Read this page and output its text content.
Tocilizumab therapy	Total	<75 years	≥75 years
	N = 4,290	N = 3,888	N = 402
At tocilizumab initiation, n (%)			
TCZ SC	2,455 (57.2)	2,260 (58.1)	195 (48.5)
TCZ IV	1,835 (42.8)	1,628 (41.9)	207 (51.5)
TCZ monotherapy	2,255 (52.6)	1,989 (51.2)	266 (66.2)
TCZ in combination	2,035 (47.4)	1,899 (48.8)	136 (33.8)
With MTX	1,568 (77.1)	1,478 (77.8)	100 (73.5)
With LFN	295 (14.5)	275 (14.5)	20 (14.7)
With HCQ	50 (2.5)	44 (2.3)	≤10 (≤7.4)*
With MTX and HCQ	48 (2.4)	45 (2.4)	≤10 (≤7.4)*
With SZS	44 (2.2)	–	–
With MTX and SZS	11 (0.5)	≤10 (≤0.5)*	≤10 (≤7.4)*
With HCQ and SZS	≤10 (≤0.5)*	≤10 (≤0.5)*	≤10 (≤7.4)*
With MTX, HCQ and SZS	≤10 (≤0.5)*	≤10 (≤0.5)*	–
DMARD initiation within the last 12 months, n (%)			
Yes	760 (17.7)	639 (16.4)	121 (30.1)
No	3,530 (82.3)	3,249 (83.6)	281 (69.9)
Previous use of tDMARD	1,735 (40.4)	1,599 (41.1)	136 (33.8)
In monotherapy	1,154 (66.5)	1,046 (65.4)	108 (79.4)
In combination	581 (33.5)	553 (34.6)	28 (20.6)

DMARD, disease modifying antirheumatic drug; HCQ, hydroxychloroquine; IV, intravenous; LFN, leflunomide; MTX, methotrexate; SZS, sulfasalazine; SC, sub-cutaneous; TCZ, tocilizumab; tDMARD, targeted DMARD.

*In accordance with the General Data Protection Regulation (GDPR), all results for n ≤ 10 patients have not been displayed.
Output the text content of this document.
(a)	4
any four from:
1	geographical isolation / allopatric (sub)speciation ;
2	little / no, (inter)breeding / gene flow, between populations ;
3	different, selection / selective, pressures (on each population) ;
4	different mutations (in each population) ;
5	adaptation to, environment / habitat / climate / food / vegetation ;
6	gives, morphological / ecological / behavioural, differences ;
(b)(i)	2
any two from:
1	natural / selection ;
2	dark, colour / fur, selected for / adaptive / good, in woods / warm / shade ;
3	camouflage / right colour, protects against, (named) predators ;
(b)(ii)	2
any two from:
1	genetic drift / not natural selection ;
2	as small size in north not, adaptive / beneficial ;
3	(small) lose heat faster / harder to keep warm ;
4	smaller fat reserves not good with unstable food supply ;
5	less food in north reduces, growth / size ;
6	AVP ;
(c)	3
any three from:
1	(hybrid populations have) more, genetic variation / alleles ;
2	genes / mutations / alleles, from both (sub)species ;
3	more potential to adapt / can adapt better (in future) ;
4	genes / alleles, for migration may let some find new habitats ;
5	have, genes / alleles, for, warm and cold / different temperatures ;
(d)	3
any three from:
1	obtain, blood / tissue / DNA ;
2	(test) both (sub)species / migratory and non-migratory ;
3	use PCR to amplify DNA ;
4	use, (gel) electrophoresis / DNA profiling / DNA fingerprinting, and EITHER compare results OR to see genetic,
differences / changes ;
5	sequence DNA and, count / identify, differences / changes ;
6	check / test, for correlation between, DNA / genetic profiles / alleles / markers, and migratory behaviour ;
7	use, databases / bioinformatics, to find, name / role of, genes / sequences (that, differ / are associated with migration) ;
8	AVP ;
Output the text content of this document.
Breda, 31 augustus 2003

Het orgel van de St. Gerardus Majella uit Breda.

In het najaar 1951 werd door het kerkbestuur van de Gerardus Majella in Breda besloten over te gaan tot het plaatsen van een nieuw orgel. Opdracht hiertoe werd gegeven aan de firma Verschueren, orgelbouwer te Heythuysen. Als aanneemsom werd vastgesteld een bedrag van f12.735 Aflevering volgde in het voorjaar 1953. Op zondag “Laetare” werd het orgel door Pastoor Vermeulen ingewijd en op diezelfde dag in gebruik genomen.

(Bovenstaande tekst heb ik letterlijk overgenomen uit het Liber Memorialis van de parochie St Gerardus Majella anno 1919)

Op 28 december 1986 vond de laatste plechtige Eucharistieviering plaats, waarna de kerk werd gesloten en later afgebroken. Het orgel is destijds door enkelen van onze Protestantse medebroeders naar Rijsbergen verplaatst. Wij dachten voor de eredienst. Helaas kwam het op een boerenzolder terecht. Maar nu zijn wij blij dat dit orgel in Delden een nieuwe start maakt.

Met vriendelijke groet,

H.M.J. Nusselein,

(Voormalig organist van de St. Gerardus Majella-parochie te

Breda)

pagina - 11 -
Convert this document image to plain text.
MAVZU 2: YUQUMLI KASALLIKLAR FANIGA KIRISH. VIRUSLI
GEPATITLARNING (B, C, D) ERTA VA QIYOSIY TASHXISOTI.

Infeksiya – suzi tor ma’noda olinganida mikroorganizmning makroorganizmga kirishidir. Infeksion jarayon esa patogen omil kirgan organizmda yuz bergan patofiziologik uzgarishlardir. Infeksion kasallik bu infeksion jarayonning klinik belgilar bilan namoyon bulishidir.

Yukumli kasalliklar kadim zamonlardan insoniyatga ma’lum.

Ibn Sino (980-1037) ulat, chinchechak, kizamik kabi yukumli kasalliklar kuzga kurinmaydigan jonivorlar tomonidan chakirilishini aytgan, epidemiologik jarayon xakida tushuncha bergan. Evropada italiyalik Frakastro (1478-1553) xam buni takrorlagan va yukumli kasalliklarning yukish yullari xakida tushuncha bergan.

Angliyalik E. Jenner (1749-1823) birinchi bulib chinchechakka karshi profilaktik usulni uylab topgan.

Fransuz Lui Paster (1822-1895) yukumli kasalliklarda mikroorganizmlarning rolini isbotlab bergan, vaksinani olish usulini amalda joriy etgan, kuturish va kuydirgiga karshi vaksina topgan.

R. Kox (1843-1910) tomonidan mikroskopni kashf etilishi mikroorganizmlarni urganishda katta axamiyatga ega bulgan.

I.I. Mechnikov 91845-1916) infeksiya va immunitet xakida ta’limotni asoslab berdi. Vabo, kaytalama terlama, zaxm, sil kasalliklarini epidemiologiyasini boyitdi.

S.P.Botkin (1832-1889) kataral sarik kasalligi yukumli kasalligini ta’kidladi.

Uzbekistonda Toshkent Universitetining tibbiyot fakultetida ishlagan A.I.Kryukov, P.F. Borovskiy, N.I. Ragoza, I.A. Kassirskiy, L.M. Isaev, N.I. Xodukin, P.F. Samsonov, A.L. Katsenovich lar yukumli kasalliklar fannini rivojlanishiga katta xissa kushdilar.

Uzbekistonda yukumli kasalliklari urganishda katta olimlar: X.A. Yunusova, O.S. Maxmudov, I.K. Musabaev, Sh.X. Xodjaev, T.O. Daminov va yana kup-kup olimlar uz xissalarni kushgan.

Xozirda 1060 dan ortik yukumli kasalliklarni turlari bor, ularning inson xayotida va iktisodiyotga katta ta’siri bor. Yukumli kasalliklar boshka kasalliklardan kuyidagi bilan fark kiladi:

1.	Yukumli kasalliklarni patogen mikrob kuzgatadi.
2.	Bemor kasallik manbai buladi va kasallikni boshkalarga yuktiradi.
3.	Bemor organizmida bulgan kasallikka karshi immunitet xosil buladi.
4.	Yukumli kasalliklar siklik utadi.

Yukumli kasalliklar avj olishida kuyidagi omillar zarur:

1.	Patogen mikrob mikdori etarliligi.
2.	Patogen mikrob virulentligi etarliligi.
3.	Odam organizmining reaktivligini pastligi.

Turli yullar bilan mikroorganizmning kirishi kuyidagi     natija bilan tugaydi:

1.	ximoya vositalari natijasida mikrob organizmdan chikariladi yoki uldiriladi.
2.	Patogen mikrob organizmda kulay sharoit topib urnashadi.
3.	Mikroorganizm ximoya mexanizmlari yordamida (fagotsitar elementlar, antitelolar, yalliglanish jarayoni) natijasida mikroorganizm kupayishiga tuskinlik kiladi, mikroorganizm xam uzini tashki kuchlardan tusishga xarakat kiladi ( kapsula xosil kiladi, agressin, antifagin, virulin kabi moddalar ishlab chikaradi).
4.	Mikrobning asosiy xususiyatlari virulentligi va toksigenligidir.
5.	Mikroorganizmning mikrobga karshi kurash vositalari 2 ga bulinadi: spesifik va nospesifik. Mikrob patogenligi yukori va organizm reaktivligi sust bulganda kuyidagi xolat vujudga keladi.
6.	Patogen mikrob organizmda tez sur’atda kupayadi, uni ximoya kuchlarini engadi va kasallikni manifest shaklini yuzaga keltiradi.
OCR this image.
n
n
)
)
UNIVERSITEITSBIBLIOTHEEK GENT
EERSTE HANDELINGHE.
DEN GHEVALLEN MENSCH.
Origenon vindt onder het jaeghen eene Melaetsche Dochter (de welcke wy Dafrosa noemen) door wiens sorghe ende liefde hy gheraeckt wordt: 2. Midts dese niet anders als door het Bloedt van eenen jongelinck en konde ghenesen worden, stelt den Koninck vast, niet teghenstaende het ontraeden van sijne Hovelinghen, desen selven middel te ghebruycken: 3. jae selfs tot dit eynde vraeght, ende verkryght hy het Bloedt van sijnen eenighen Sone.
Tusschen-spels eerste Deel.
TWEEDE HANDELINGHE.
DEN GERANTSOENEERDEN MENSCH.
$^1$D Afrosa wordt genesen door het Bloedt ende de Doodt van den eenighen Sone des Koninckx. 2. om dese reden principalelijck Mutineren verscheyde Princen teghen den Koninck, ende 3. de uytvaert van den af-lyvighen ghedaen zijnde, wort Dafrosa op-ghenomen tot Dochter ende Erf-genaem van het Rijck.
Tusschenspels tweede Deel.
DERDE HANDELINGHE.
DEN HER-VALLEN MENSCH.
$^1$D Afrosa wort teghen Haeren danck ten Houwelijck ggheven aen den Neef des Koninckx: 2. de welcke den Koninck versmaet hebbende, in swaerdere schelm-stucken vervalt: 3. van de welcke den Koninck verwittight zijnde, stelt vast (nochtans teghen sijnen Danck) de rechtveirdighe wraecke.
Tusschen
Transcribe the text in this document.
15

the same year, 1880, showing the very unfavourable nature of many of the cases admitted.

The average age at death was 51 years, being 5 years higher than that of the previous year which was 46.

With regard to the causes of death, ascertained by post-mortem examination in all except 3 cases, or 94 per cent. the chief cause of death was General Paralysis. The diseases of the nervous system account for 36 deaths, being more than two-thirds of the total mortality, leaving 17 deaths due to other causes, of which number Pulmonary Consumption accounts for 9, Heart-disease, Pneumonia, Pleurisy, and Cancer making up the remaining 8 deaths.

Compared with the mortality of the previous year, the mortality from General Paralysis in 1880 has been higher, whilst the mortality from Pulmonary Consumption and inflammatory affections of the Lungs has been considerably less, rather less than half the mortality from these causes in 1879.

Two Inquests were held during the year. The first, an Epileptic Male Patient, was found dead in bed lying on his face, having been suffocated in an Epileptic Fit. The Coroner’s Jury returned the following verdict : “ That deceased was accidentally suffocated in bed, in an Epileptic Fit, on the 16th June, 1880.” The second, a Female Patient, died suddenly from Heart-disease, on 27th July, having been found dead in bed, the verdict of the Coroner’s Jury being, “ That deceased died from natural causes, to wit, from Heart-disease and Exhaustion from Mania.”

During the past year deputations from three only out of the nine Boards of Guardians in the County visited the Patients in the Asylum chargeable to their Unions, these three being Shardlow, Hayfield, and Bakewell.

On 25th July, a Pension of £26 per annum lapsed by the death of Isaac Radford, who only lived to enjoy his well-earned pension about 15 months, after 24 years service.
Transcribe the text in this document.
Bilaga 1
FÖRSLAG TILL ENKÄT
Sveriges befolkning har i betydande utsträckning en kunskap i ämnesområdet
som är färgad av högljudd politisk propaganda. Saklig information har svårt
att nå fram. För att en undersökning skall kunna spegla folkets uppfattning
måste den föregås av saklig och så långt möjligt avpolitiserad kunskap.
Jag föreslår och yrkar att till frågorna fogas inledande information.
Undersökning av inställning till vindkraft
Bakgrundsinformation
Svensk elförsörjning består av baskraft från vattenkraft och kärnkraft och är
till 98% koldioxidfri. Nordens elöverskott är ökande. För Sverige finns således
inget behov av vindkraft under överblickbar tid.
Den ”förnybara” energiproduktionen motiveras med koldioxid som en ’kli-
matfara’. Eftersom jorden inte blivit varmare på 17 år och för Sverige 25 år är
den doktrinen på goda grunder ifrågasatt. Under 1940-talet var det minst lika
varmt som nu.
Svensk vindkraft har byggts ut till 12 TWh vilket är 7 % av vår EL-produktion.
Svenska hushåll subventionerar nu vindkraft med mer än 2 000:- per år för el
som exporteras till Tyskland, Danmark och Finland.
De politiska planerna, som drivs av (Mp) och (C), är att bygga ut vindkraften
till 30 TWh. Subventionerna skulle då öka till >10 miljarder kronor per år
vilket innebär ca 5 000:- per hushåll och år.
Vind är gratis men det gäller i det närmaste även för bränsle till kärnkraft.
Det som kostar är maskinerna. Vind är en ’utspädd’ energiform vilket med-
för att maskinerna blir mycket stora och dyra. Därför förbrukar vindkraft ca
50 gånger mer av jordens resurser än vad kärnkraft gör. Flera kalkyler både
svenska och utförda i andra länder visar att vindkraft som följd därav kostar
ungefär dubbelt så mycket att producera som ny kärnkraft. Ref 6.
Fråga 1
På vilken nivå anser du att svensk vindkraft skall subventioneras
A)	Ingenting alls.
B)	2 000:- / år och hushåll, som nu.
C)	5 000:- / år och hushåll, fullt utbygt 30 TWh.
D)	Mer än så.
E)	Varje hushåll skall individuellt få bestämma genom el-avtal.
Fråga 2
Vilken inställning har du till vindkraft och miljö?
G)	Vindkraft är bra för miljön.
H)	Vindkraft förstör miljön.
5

• [Aim of the task]: Scan the records above. Return every line with "immunitet" in it.

• [Your solution]:
I.I. Mechnikov 91845-1916) infeksiya va immunitet xakida ta’limotni asoslab berdi. Vabo, kaytalama terlama, zaxm, sil kasalliklarini epidemiologiyasini boyitdi.
3.	Bemor organizmida bulgan kasallikka karshi immunitet xosil buladi.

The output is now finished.